**Passage provided:**

-*-

The shipping container carrying NASA's Mars 2020 rover is readied for loading aboard an Air Force C-17 transport plane at March Air Reserve Base in Riverside, California, on Feb. 11, 2020. (Image credit: NASA/JPL-Caltech)

NASA's newest Mars rover has just left the nest. 

The Mars 2020 rover, which is scheduled to launch to the Red Planet in July, arrived at NASA's Kennedy Space Center in Florida on Wednesday (Feb. 12), after completing a 2,300-mile (3,700 kilometers) journey from the agency's Jet Propulsion Laboratory in Pasadena, California, where it was built.

"Our rover has left the only home it has ever known," John McNamee, NASA's Mars 2020 project manager, said in a statement. "The 2020 family here at JPL is a little sad to see it go, but we're even more proud knowing that the next time our rover takes to the skies, it will be headed to Mars."

Related: How NASA's Mars 2020 rover will work (infographic)

Two U.S. Air Force C-17 Globemaster cargo planes delivered the rover to Kennedy Space Center, along with the spacecraft's cruise stage, descent stage and Mars Helicopter, a drone that will hitch a ride to the Red Planet on the Mars 2020 rover.

-*-

**Stored records:**

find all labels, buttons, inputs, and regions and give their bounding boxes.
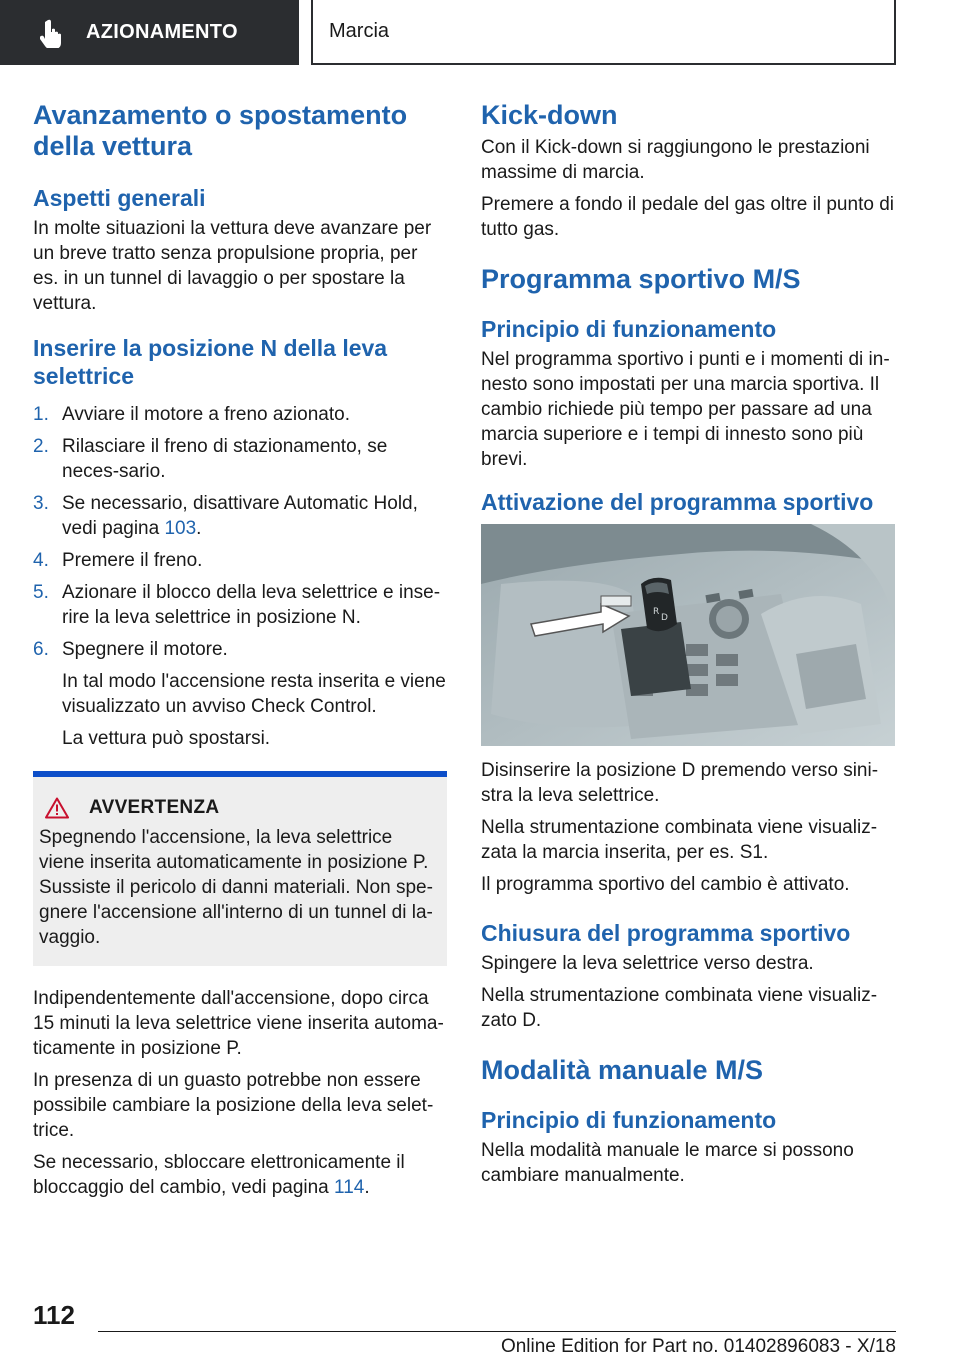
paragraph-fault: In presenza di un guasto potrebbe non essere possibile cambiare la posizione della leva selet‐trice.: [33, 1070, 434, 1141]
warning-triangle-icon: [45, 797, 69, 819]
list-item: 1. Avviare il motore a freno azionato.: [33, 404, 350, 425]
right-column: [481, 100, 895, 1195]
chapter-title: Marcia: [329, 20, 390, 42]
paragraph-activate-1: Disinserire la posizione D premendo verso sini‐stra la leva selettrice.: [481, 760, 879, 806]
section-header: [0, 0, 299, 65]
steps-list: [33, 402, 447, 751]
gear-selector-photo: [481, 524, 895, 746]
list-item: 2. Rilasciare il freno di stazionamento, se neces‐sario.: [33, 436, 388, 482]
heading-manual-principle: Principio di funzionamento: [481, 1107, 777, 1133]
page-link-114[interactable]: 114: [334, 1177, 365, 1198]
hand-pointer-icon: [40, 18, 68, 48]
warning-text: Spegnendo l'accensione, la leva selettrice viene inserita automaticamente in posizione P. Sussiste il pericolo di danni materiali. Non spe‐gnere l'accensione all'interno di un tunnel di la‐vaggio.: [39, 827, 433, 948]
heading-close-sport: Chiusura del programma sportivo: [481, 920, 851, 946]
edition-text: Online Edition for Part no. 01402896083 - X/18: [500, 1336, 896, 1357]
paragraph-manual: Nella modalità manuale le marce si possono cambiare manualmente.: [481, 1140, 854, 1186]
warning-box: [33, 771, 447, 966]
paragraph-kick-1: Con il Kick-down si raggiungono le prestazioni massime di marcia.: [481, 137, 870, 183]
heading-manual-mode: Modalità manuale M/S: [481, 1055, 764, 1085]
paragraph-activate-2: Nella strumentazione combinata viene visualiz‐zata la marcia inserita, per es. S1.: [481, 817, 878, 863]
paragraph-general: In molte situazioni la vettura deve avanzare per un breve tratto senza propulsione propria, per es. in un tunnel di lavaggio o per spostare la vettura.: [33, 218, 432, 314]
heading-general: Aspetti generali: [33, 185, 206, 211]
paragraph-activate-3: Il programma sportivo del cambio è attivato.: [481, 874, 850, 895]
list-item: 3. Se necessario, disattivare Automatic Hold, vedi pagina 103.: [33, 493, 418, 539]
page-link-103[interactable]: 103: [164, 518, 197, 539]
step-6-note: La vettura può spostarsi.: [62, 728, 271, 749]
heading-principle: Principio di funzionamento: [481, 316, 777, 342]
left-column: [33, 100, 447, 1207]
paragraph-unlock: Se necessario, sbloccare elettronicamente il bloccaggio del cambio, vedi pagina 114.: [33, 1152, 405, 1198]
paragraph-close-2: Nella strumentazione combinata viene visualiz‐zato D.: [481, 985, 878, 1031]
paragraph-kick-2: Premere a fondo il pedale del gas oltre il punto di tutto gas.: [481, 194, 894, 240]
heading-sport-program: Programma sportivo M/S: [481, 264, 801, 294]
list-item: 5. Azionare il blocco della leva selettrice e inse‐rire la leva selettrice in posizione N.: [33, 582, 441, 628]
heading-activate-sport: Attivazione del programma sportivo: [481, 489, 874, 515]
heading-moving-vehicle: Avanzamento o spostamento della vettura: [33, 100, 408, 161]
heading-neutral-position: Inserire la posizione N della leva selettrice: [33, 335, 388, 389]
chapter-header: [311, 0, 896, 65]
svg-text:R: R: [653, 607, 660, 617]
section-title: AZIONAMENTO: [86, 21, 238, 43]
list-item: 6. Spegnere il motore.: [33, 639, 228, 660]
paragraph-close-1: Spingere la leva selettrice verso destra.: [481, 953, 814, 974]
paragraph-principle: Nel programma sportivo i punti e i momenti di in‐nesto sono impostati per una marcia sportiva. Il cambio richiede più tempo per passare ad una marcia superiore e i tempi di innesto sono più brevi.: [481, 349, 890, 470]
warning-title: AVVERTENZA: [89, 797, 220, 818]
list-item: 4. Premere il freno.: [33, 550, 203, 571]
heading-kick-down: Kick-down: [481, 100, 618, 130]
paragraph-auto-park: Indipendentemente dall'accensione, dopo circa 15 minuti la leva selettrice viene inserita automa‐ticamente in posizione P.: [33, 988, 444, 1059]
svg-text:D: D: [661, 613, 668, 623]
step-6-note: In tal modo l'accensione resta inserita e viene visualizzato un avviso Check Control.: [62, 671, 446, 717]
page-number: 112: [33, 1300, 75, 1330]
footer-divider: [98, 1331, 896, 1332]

-*-

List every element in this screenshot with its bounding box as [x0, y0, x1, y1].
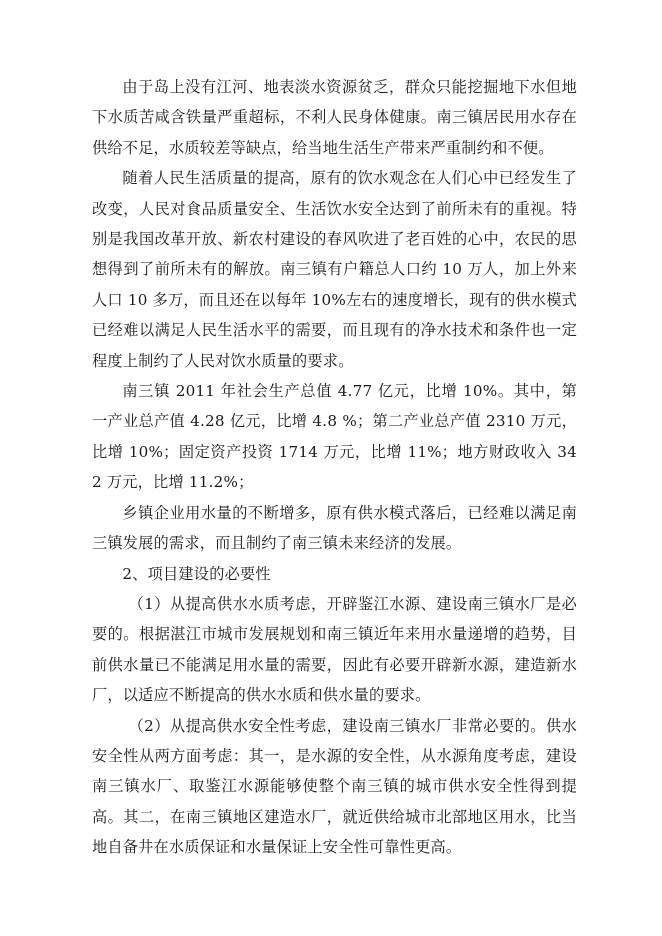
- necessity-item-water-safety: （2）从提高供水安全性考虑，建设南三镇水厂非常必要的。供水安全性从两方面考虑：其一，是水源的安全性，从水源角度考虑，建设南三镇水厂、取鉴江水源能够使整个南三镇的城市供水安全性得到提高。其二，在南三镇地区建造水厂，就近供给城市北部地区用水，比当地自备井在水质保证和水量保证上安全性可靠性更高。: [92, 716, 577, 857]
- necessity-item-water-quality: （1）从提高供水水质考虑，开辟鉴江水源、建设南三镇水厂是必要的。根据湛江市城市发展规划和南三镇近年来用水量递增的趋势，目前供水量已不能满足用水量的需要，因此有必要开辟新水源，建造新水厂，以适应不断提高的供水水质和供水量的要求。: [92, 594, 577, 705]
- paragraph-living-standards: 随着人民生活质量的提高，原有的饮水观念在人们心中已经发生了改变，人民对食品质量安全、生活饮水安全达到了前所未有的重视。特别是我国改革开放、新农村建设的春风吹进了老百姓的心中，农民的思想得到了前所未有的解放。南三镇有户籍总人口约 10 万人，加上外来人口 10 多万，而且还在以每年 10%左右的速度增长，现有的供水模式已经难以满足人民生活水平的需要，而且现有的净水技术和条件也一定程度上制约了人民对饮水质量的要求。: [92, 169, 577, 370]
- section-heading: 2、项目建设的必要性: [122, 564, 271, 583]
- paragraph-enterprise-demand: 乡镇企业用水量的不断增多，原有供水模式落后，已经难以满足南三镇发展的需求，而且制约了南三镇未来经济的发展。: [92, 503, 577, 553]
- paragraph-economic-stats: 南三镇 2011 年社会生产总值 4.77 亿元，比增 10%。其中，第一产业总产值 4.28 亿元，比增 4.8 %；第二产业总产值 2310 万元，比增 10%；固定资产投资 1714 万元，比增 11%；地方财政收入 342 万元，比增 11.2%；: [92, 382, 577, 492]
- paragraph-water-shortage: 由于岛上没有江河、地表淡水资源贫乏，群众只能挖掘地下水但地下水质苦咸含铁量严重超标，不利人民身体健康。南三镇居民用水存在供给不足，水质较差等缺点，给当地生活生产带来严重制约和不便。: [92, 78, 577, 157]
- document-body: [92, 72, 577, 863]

-*-

**What this exercise asks:**
1. Reproduce the Mars 2020 rover passage in full, word for word.
2. Pull out each line of the listing that includes the word "vettura".
The listing is unrelated to the passage about the Mars 2020 rover.

**Answer list:**
1.
The shipping container carrying NASA's Mars 2020 rover is readied for loading aboard an Air Force C-17 transport plane at March Air Reserve Base in Riverside, California, on Feb. 11, 2020. (Image credit: NASA/JPL-Caltech)

NASA's newest Mars rover has just left the nest. 

The Mars 2020 rover, which is scheduled to launch to the Red Planet in July, arrived at NASA's Kennedy Space Center in Florida on Wednesday (Feb. 12), after completing a 2,300-mile (3,700 kilometers) journey from the agency's Jet Propulsion Laboratory in Pasadena, California, where it was built.

"Our rover has left the only home it has ever known," John McNamee, NASA's Mars 2020 project manager, said in a statement. "The 2020 family here at JPL is a little sad to see it go, but we're even more proud knowing that the next time our rover takes to the skies, it will be headed to Mars."

Related: How NASA's Mars 2020 rover will work (infographic)

Two U.S. Air Force C-17 Globemaster cargo planes delivered the rover to Kennedy Space Center, along with the spacecraft's cruise stage, descent stage and Mars Helicopter, a drone that will hitch a ride to the Red Planet on the Mars 2020 rover.

2.
paragraph-general: In molte situazioni la vettura deve avanzare per un breve tratto senza propulsione propria, per es. in un tunnel di lavaggio o per spostare la vettura.: [33, 218, 432, 314]
step-6-note: La vettura può spostarsi.: [62, 728, 271, 749]
heading-moving-vehicle: Avanzamento o spostamento della vettura: [33, 100, 408, 161]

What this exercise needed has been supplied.